Data items:

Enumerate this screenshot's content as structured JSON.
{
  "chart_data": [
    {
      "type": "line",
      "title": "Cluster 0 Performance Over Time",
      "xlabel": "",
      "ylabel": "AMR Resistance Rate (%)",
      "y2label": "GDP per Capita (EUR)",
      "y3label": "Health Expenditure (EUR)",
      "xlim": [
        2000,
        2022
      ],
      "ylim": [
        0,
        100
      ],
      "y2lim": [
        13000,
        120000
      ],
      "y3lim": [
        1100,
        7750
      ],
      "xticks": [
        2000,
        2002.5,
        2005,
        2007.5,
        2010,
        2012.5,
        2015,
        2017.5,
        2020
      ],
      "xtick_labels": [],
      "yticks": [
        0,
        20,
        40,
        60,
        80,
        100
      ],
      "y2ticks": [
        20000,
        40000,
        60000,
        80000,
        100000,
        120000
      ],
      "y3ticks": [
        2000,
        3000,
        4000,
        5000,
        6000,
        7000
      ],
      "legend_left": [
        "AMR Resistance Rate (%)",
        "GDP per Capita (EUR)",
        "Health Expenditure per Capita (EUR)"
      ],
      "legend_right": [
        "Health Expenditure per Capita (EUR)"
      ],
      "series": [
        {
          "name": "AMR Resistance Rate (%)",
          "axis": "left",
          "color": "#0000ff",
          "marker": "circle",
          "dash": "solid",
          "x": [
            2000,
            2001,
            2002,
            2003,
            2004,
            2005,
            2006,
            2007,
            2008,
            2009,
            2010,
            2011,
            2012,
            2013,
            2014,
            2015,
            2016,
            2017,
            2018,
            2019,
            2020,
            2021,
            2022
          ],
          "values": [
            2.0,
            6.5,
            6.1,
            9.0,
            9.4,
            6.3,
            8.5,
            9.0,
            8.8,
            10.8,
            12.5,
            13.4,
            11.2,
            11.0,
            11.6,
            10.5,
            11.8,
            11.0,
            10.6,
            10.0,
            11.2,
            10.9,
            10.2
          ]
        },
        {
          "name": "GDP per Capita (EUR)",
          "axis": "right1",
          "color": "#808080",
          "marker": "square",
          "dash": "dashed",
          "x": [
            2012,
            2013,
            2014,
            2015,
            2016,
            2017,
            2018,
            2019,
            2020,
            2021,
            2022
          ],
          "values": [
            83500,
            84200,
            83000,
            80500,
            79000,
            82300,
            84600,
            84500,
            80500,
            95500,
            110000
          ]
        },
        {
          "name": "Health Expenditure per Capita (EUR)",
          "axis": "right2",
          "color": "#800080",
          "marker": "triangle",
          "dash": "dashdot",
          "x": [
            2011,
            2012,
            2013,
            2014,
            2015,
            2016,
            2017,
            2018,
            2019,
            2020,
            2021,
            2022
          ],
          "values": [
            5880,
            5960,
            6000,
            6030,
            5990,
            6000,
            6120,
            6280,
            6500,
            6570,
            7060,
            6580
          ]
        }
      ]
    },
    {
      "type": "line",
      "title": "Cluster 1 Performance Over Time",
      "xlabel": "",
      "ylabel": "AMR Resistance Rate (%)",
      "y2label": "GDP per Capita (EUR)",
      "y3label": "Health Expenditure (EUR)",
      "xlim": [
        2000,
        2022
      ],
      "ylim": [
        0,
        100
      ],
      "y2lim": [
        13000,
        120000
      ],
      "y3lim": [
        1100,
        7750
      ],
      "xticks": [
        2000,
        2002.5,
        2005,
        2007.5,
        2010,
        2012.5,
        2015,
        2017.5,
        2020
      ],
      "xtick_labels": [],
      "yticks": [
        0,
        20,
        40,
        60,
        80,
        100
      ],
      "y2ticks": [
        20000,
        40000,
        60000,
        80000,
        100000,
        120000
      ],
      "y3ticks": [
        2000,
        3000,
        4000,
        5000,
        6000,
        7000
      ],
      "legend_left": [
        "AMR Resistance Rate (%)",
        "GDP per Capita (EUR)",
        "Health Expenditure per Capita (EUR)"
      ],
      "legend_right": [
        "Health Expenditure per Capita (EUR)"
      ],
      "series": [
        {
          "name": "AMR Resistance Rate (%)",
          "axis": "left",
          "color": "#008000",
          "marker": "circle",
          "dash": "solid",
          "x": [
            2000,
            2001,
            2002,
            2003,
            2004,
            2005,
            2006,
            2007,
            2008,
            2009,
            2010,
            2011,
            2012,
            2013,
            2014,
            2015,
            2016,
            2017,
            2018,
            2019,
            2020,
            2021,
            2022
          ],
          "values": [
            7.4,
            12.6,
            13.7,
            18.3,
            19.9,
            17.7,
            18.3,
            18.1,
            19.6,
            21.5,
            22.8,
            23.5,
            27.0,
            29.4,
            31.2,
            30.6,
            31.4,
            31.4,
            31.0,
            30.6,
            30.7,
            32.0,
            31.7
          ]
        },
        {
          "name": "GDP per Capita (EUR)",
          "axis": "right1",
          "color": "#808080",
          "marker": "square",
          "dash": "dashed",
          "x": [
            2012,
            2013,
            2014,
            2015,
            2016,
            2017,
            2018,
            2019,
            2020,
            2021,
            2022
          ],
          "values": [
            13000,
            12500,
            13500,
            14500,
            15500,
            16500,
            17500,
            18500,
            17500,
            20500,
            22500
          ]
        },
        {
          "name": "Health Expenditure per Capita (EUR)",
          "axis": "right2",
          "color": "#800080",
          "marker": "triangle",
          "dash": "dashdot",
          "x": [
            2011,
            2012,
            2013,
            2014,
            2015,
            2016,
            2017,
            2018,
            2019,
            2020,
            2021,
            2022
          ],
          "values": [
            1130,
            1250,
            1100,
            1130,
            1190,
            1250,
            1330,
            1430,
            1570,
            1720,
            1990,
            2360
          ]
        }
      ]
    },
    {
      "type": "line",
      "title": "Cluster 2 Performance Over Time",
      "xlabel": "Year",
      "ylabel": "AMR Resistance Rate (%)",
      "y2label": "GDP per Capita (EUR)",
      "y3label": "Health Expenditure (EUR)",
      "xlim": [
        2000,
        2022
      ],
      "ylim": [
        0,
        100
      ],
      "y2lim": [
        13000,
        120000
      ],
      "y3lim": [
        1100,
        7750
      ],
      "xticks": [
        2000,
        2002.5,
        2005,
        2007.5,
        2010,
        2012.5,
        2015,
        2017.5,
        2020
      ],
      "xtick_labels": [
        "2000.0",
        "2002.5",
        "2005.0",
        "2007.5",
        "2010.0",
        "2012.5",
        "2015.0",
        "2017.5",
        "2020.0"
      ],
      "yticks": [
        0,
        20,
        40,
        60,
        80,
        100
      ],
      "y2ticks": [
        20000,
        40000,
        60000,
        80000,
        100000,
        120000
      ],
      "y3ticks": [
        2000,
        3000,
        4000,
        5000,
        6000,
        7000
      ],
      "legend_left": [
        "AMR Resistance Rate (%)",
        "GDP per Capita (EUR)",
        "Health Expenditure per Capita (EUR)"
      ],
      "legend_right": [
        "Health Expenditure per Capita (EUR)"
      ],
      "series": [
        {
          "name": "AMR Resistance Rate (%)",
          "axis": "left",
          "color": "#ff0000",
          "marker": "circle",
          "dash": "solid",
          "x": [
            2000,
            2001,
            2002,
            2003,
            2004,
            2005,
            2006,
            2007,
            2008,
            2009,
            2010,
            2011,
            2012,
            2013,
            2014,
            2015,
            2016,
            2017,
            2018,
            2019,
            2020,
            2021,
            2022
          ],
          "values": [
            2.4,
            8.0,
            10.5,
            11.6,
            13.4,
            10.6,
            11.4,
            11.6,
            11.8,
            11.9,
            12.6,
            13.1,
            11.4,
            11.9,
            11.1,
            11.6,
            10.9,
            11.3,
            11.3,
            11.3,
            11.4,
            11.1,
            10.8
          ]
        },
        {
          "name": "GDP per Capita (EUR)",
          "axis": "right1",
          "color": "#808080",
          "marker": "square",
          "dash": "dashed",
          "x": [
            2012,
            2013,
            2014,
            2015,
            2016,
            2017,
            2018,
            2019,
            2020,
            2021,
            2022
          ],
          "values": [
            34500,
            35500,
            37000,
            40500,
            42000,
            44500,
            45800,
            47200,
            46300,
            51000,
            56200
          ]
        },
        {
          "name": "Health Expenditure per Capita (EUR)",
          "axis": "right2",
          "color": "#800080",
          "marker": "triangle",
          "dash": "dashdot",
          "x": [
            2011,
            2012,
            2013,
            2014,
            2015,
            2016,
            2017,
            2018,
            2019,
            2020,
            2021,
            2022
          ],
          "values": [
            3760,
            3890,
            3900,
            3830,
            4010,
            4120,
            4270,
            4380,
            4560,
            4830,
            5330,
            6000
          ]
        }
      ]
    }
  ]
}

Given problem. Give only the number of lines in the material above that hold the word "title".

Answer to this task. 3